• WHAT TO WORK ON: Print the listing in its entirety and exactly, leaving out images.
-*-*-
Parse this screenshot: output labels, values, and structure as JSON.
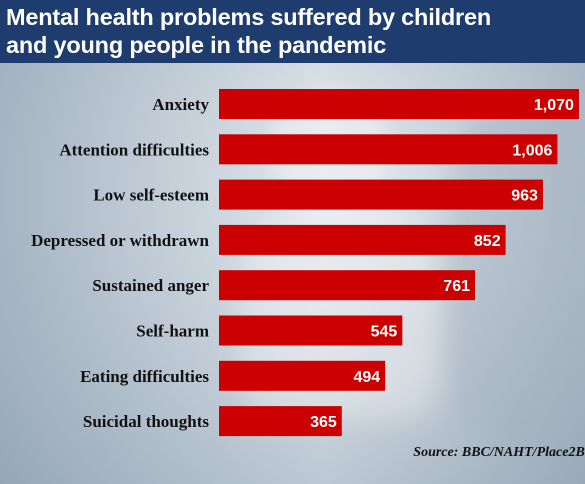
{
  "title_line1": "Mental health problems suffered by children",
  "title_line2": "and young people in the pandemic",
  "source": "Source: BBC/NAHT/Place2Be",
  "chart_data": {
    "type": "bar",
    "orientation": "horizontal",
    "categories": [
      "Anxiety",
      "Attention difficulties",
      "Low self-esteem",
      "Depressed or withdrawn",
      "Sustained anger",
      "Self-harm",
      "Eating difficulties",
      "Suicidal thoughts"
    ],
    "values": [
      1070,
      1006,
      963,
      852,
      761,
      545,
      494,
      365
    ],
    "value_labels": [
      "1,070",
      "1,006",
      "963",
      "852",
      "761",
      "545",
      "494",
      "365"
    ],
    "bar_color": "#cc0000",
    "grid": false
  }
}
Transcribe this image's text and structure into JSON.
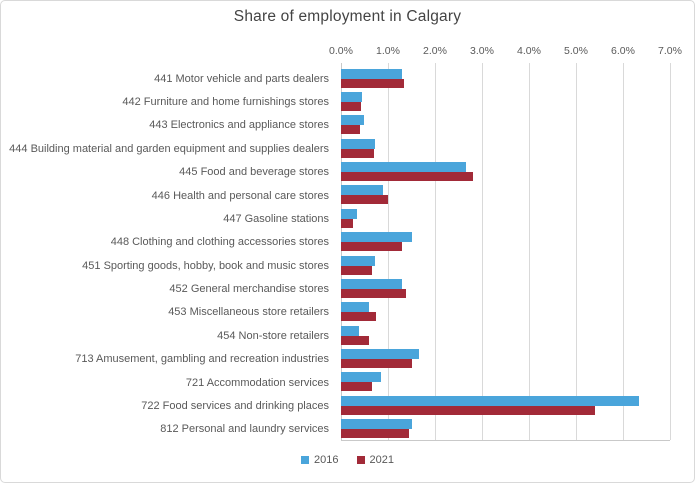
{
  "chart_data": {
    "type": "bar",
    "orientation": "horizontal",
    "title": "Share of employment in Calgary",
    "categories": [
      "441 Motor vehicle and parts dealers",
      "442 Furniture and home furnishings stores",
      "443 Electronics and appliance stores",
      "444 Building material and garden equipment and supplies dealers",
      "445 Food and beverage stores",
      "446 Health and personal care stores",
      "447 Gasoline stations",
      "448 Clothing and clothing accessories stores",
      "451 Sporting goods, hobby, book and music stores",
      "452 General merchandise stores",
      "453 Miscellaneous store retailers",
      "454 Non-store retailers",
      "713 Amusement, gambling and recreation industries",
      "721 Accommodation services",
      "722 Food services and drinking places",
      "812 Personal and laundry services"
    ],
    "series": [
      {
        "name": "2016",
        "color": "#4aa5db",
        "values": [
          1.3,
          0.45,
          0.48,
          0.73,
          2.65,
          0.9,
          0.35,
          1.5,
          0.73,
          1.3,
          0.6,
          0.38,
          1.65,
          0.85,
          6.35,
          1.5
        ]
      },
      {
        "name": "2021",
        "color": "#a22a38",
        "values": [
          1.35,
          0.42,
          0.4,
          0.7,
          2.8,
          1.0,
          0.25,
          1.3,
          0.65,
          1.38,
          0.75,
          0.6,
          1.5,
          0.65,
          5.4,
          1.45
        ]
      }
    ],
    "x_axis": {
      "min": 0,
      "max": 7,
      "tick_step": 1,
      "position": "top",
      "tick_labels": [
        "0.0%",
        "1.0%",
        "2.0%",
        "3.0%",
        "4.0%",
        "5.0%",
        "6.0%",
        "7.0%"
      ]
    },
    "grid": true,
    "legend_position": "bottom"
  },
  "colors": {
    "series_2016": "#4aa5db",
    "series_2021": "#a22a38",
    "gridline": "#d9d9d9",
    "axis_line": "#c9c9c9",
    "text": "#595959",
    "title_text": "#444444",
    "chart_border": "#d9d9d9",
    "background": "#ffffff"
  }
}
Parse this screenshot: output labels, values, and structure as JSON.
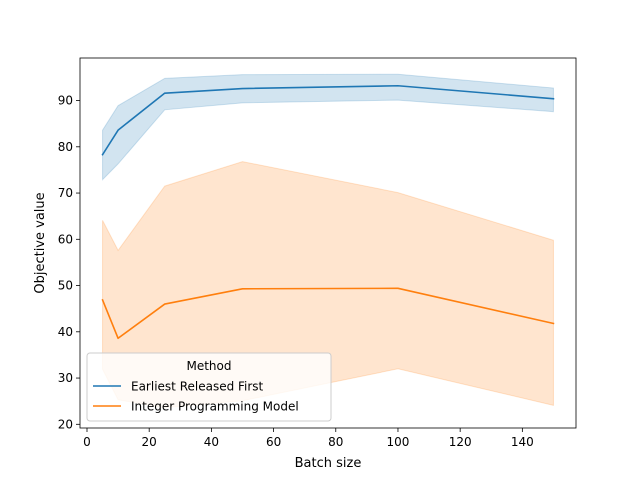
{
  "chart_data": {
    "type": "line",
    "title": "",
    "xlabel": "Batch size",
    "ylabel": "Objective value",
    "xlim": [
      -2.25,
      157.25
    ],
    "ylim": [
      19.2,
      99.2
    ],
    "xticks": [
      0,
      20,
      40,
      60,
      80,
      100,
      120,
      140
    ],
    "yticks": [
      20,
      30,
      40,
      50,
      60,
      70,
      80,
      90
    ],
    "grid": false,
    "legend": {
      "title": "Method",
      "position": "lower-left"
    },
    "x": [
      5,
      10,
      25,
      50,
      100,
      150
    ],
    "series": [
      {
        "name": "Earliest Released First",
        "color": "#1f77b4",
        "values": [
          78.3,
          83.6,
          91.6,
          92.6,
          93.2,
          90.4
        ],
        "lower": [
          72.9,
          76.3,
          88.0,
          89.5,
          90.1,
          87.6
        ],
        "upper": [
          83.6,
          88.9,
          94.8,
          95.6,
          95.7,
          92.7
        ]
      },
      {
        "name": "Integer Programming Model",
        "color": "#ff7f0e",
        "values": [
          46.9,
          38.6,
          46.0,
          49.3,
          49.4,
          41.8
        ],
        "lower": [
          31.9,
          25.3,
          23.6,
          25.1,
          32.0,
          24.1
        ],
        "upper": [
          64.1,
          57.6,
          71.5,
          76.8,
          70.1,
          59.8
        ]
      }
    ]
  }
}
-*-*-
• FINISHED EXERCISE:
Parse this screenshot: output labels, values, and structure as JSON.
{
  "title_line1": "Mental health problems suffered by children",
  "title_line2": "and young people in the pandemic",
  "source": "Source: BBC/NAHT/Place2Be",
  "chart_data": {
    "type": "bar",
    "orientation": "horizontal",
    "categories": [
      "Anxiety",
      "Attention difficulties",
      "Low self-esteem",
      "Depressed or withdrawn",
      "Sustained anger",
      "Self-harm",
      "Eating difficulties",
      "Suicidal thoughts"
    ],
    "values": [
      1070,
      1006,
      963,
      852,
      761,
      545,
      494,
      365
    ],
    "value_labels": [
      "1,070",
      "1,006",
      "963",
      "852",
      "761",
      "545",
      "494",
      "365"
    ],
    "bar_color": "#cc0000",
    "grid": false
  }
}
Transcribe this image's text and structure into JSON.
{
  "chart_data": {
    "type": "bar",
    "orientation": "horizontal",
    "title": "Share of employment in Calgary",
    "categories": [
      "441 Motor vehicle and parts dealers",
      "442 Furniture and home furnishings stores",
      "443 Electronics and appliance stores",
      "444 Building material and garden equipment and supplies dealers",
      "445 Food and beverage stores",
      "446 Health and personal care stores",
      "447 Gasoline stations",
      "448 Clothing and clothing accessories stores",
      "451 Sporting goods, hobby, book and music stores",
      "452 General merchandise stores",
      "453 Miscellaneous store retailers",
      "454 Non-store retailers",
      "713 Amusement, gambling and recreation industries",
      "721 Accommodation services",
      "722 Food services and drinking places",
      "812 Personal and laundry services"
    ],
    "series": [
      {
        "name": "2016",
        "color": "#4aa5db",
        "values": [
          1.3,
          0.45,
          0.48,
          0.73,
          2.65,
          0.9,
          0.35,
          1.5,
          0.73,
          1.3,
          0.6,
          0.38,
          1.65,
          0.85,
          6.35,
          1.5
        ]
      },
      {
        "name": "2021",
        "color": "#a22a38",
        "values": [
          1.35,
          0.42,
          0.4,
          0.7,
          2.8,
          1.0,
          0.25,
          1.3,
          0.65,
          1.38,
          0.75,
          0.6,
          1.5,
          0.65,
          5.4,
          1.45
        ]
      }
    ],
    "x_axis": {
      "min": 0,
      "max": 7,
      "tick_step": 1,
      "position": "top",
      "tick_labels": [
        "0.0%",
        "1.0%",
        "2.0%",
        "3.0%",
        "4.0%",
        "5.0%",
        "6.0%",
        "7.0%"
      ]
    },
    "grid": true,
    "legend_position": "bottom"
  },
  "colors": {
    "series_2016": "#4aa5db",
    "series_2021": "#a22a38",
    "gridline": "#d9d9d9",
    "axis_line": "#c9c9c9",
    "text": "#595959",
    "title_text": "#444444",
    "chart_border": "#d9d9d9",
    "background": "#ffffff"
  }
}
Parse this screenshot: output labels, values, and structure as JSON.
{
  "chart_data": {
    "type": "line",
    "title": "",
    "xlabel": "Batch size",
    "ylabel": "Objective value",
    "xlim": [
      -2.25,
      157.25
    ],
    "ylim": [
      19.2,
      99.2
    ],
    "xticks": [
      0,
      20,
      40,
      60,
      80,
      100,
      120,
      140
    ],
    "yticks": [
      20,
      30,
      40,
      50,
      60,
      70,
      80,
      90
    ],
    "grid": false,
    "legend": {
      "title": "Method",
      "position": "lower-left"
    },
    "x": [
      5,
      10,
      25,
      50,
      100,
      150
    ],
    "series": [
      {
        "name": "Earliest Released First",
        "color": "#1f77b4",
        "values": [
          78.3,
          83.6,
          91.6,
          92.6,
          93.2,
          90.4
        ],
        "lower": [
          72.9,
          76.3,
          88.0,
          89.5,
          90.1,
          87.6
        ],
        "upper": [
          83.6,
          88.9,
          94.8,
          95.6,
          95.7,
          92.7
        ]
      },
      {
        "name": "Integer Programming Model",
        "color": "#ff7f0e",
        "values": [
          46.9,
          38.6,
          46.0,
          49.3,
          49.4,
          41.8
        ],
        "lower": [
          31.9,
          25.3,
          23.6,
          25.1,
          32.0,
          24.1
        ],
        "upper": [
          64.1,
          57.6,
          71.5,
          76.8,
          70.1,
          59.8
        ]
      }
    ]
  }
}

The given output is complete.